------ Source data

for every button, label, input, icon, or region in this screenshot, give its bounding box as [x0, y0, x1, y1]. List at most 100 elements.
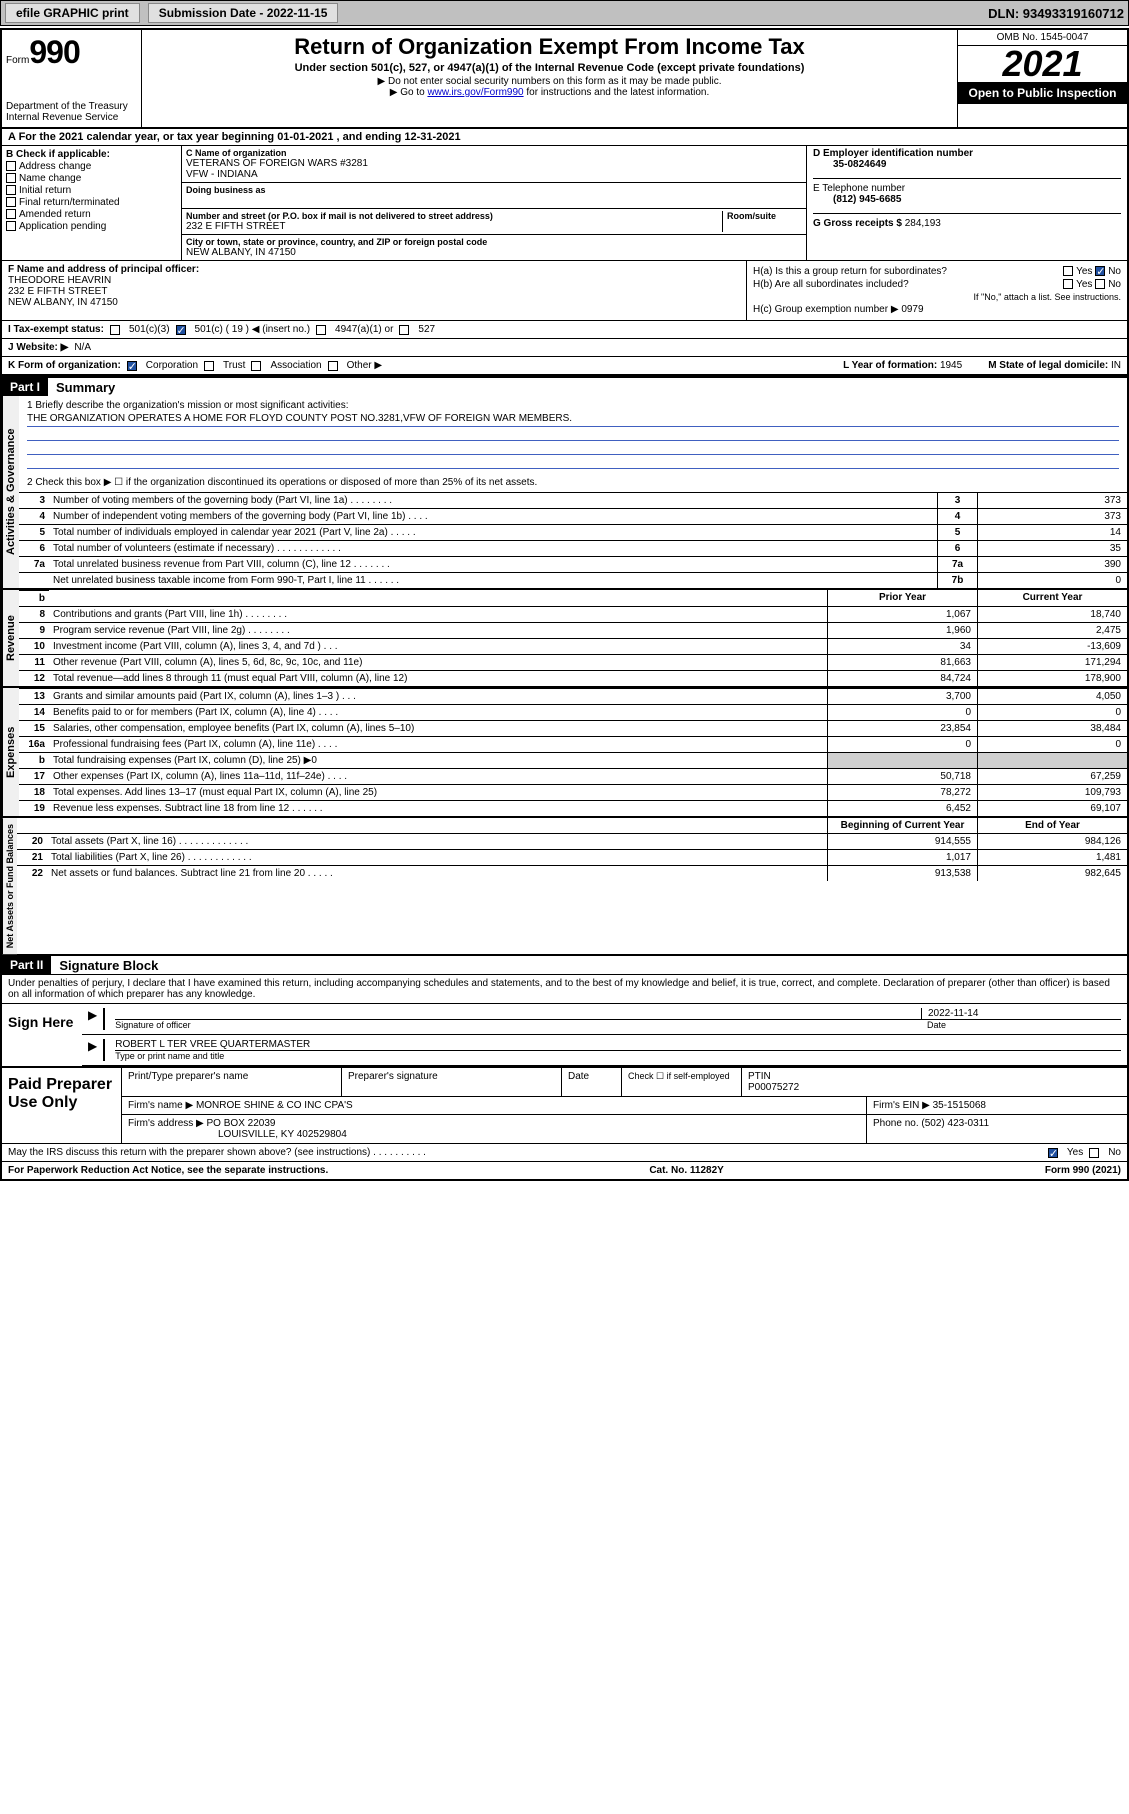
data-row: 12Total revenue—add lines 8 through 11 (…	[19, 670, 1127, 686]
name-title-label: Type or print name and title	[115, 1051, 1121, 1061]
ptin-value: P00075272	[748, 1082, 799, 1093]
data-row: 22Net assets or fund balances. Subtract …	[17, 865, 1127, 881]
data-row: 7aTotal unrelated business revenue from …	[19, 556, 1127, 572]
firm-name: MONROE SHINE & CO INC CPA'S	[196, 1100, 353, 1111]
hb-yes[interactable]	[1063, 279, 1073, 289]
instr-1: ▶ Do not enter social security numbers o…	[150, 76, 949, 87]
sig-officer-label: Signature of officer	[115, 1020, 921, 1030]
data-row: Net unrelated business taxable income fr…	[19, 572, 1127, 588]
cat-no: Cat. No. 11282Y	[649, 1165, 723, 1176]
paid-preparer-section: Paid Preparer Use Only Print/Type prepar…	[2, 1066, 1127, 1143]
hb-note: If "No," attach a list. See instructions…	[753, 292, 1121, 302]
ha-no[interactable]	[1095, 266, 1105, 276]
officer-label: F Name and address of principal officer:	[8, 264, 740, 275]
chk-app-pending[interactable]: Application pending	[6, 221, 177, 232]
data-row: 5Total number of individuals employed in…	[19, 524, 1127, 540]
top-toolbar: efile GRAPHIC print Submission Date - 20…	[0, 0, 1129, 26]
paperwork-notice: For Paperwork Reduction Act Notice, see …	[8, 1165, 328, 1176]
prep-sig-label: Preparer's signature	[342, 1068, 562, 1096]
firm-phone-label: Phone no.	[873, 1118, 919, 1129]
chk-trust[interactable]	[204, 361, 214, 371]
ha-yes[interactable]	[1063, 266, 1073, 276]
year-formation: 1945	[940, 360, 962, 371]
part1-badge: Part I	[2, 378, 48, 396]
mission-text: THE ORGANIZATION OPERATES A HOME FOR FLO…	[27, 411, 1119, 427]
chk-initial-return[interactable]: Initial return	[6, 185, 177, 196]
check-self-emp[interactable]: Check ☐ if self-employed	[622, 1068, 742, 1096]
irs-link[interactable]: www.irs.gov/Form990	[427, 87, 523, 98]
firm-ein-label: Firm's EIN ▶	[873, 1100, 930, 1111]
data-row: 13Grants and similar amounts paid (Part …	[19, 688, 1127, 704]
data-row: 21Total liabilities (Part X, line 26) . …	[17, 849, 1127, 865]
efile-button[interactable]: efile GRAPHIC print	[5, 3, 140, 23]
room-label: Room/suite	[727, 211, 802, 221]
chk-final-return[interactable]: Final return/terminated	[6, 197, 177, 208]
data-row: 18Total expenses. Add lines 13–17 (must …	[19, 784, 1127, 800]
part1-exp-section: Expenses 13Grants and similar amounts pa…	[2, 686, 1127, 816]
submission-date-button[interactable]: Submission Date - 2022-11-15	[148, 3, 339, 23]
data-row: 4Number of independent voting members of…	[19, 508, 1127, 524]
form-header: Form990 Department of the Treasury Inter…	[2, 30, 1127, 128]
form-number: 990	[29, 34, 79, 70]
box-f: F Name and address of principal officer:…	[2, 261, 747, 320]
data-row: 14Benefits paid to or for members (Part …	[19, 704, 1127, 720]
chk-527[interactable]	[399, 325, 409, 335]
box-h: H(a) Is this a group return for subordin…	[747, 261, 1127, 320]
discuss-yes[interactable]	[1048, 1148, 1058, 1158]
sign-here-section: Sign Here ▶ 2022-11-14 Signature of offi…	[2, 1003, 1127, 1066]
org-city: NEW ALBANY, IN 47150	[186, 247, 802, 258]
data-row: 17Other expenses (Part IX, column (A), l…	[19, 768, 1127, 784]
chk-name-change[interactable]: Name change	[6, 173, 177, 184]
chk-4947[interactable]	[316, 325, 326, 335]
prep-date-label: Date	[562, 1068, 622, 1096]
hb-label: H(b) Are all subordinates included?	[753, 279, 909, 290]
website-value: N/A	[74, 342, 91, 353]
chk-amended[interactable]: Amended return	[6, 209, 177, 220]
title-cell: Return of Organization Exempt From Incom…	[142, 30, 957, 127]
section-bcde: B Check if applicable: Address change Na…	[2, 146, 1127, 260]
city-label: City or town, state or province, country…	[186, 237, 802, 247]
data-row: 11Other revenue (Part VIII, column (A), …	[19, 654, 1127, 670]
irs-label: Internal Revenue Service	[6, 112, 137, 123]
discuss-no[interactable]	[1089, 1148, 1099, 1158]
gross-label: G Gross receipts $	[813, 218, 902, 229]
chk-assoc[interactable]	[251, 361, 261, 371]
mission-box: 1 Briefly describe the organization's mi…	[19, 396, 1127, 473]
main-title: Return of Organization Exempt From Incom…	[150, 34, 949, 60]
domicile-state: IN	[1111, 360, 1121, 371]
gross-value: 284,193	[905, 218, 941, 229]
hc-value: 0979	[901, 304, 923, 315]
sig-date-label: Date	[921, 1020, 1121, 1030]
addr-label: Number and street (or P.O. box if mail i…	[186, 211, 722, 221]
part1-rev-section: Revenue b Prior Year Current Year 8Contr…	[2, 588, 1127, 686]
chk-other[interactable]	[328, 361, 338, 371]
arrow-icon: ▶	[88, 1008, 97, 1030]
chk-corp[interactable]	[127, 361, 137, 371]
firm-phone: (502) 423-0311	[921, 1118, 989, 1129]
footer: For Paperwork Reduction Act Notice, see …	[2, 1161, 1127, 1179]
form-document: Form990 Department of the Treasury Inter…	[0, 28, 1129, 1181]
chk-501c[interactable]	[176, 325, 186, 335]
hc-label: H(c) Group exemption number ▶	[753, 304, 899, 315]
firm-addr2: LOUISVILLE, KY 402529804	[128, 1129, 347, 1140]
data-row: 10Investment income (Part VIII, column (…	[19, 638, 1127, 654]
firm-ein: 35-1515068	[933, 1100, 986, 1111]
chk-address-change[interactable]: Address change	[6, 161, 177, 172]
data-row: 8Contributions and grants (Part VIII, li…	[19, 606, 1127, 622]
officer-name: THEODORE HEAVRIN	[8, 275, 740, 286]
instr-2: ▶ Go to www.irs.gov/Form990 for instruct…	[150, 87, 949, 98]
part1-header-row: Part I Summary	[2, 376, 1127, 396]
box-c: C Name of organization VETERANS OF FOREI…	[182, 146, 807, 260]
prep-name-label: Print/Type preparer's name	[122, 1068, 342, 1096]
perjury-text: Under penalties of perjury, I declare th…	[2, 974, 1127, 1003]
chk-501c3[interactable]	[110, 325, 120, 335]
vert-expenses: Expenses	[2, 688, 19, 816]
data-row: 19Revenue less expenses. Subtract line 1…	[19, 800, 1127, 816]
form-number-cell: Form990 Department of the Treasury Inter…	[2, 30, 142, 127]
dln-label: DLN: 93493319160712	[988, 6, 1124, 21]
arrow-icon-2: ▶	[88, 1039, 97, 1061]
data-row: 15Salaries, other compensation, employee…	[19, 720, 1127, 736]
row-fh: F Name and address of principal officer:…	[2, 260, 1127, 320]
hb-no[interactable]	[1095, 279, 1105, 289]
vert-revenue: Revenue	[2, 590, 19, 686]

------------

Requirements
Transcribe word for word the lines in the entries above, beginning with the line containing "data-row: 12Total revenue—add" and continuing through the line containing "197, 177, 208]", both included.

Exercise answer
data-row: 12Total revenue—add lines 8 through 11 (…	[19, 670, 1127, 686]
name-title-label: Type or print name and title	[115, 1051, 1121, 1061]
ptin-value: P00075272	[748, 1082, 799, 1093]
data-row: 22Net assets or fund balances. Subtract …	[17, 865, 1127, 881]
data-row: 7aTotal unrelated business revenue from …	[19, 556, 1127, 572]
firm-name: MONROE SHINE & CO INC CPA'S	[196, 1100, 353, 1111]
hb-yes[interactable]	[1063, 279, 1073, 289]
instr-1: ▶ Do not enter social security numbers o…	[150, 76, 949, 87]
sig-officer-label: Signature of officer	[115, 1020, 921, 1030]
data-row: Net unrelated business taxable income fr…	[19, 572, 1127, 588]
cat-no: Cat. No. 11282Y	[649, 1165, 723, 1176]
paid-preparer-section: Paid Preparer Use Only Print/Type prepar…	[2, 1066, 1127, 1143]
hb-note: If "No," attach a list. See instructions…	[753, 292, 1121, 302]
ha-no[interactable]	[1095, 266, 1105, 276]
officer-label: F Name and address of principal officer:	[8, 264, 740, 275]
chk-app-pending[interactable]: Application pending	[6, 221, 177, 232]
data-row: 5Total number of individuals employed in…	[19, 524, 1127, 540]
top-toolbar: efile GRAPHIC print Submission Date - 20…	[0, 0, 1129, 26]
paperwork-notice: For Paperwork Reduction Act Notice, see …	[8, 1165, 328, 1176]
prep-sig-label: Preparer's signature	[342, 1068, 562, 1096]
firm-phone-label: Phone no.	[873, 1118, 919, 1129]
chk-trust[interactable]	[204, 361, 214, 371]
ha-yes[interactable]	[1063, 266, 1073, 276]
year-formation: 1945	[940, 360, 962, 371]
part1-badge: Part I	[2, 378, 48, 396]
mission-text: THE ORGANIZATION OPERATES A HOME FOR FLO…	[27, 411, 1119, 427]
chk-initial-return[interactable]: Initial return	[6, 185, 177, 196]
check-self-emp[interactable]: Check ☐ if self-employed	[622, 1068, 742, 1096]
irs-link[interactable]: www.irs.gov/Form990	[427, 87, 523, 98]
firm-ein-label: Firm's EIN ▶	[873, 1100, 930, 1111]
data-row: 13Grants and similar amounts paid (Part …	[19, 688, 1127, 704]
data-row: 21Total liabilities (Part X, line 26) . …	[17, 849, 1127, 865]
efile-button[interactable]: efile GRAPHIC print	[5, 3, 140, 23]
room-label: Room/suite	[727, 211, 802, 221]
chk-final-return[interactable]: Final return/terminated	[6, 197, 177, 208]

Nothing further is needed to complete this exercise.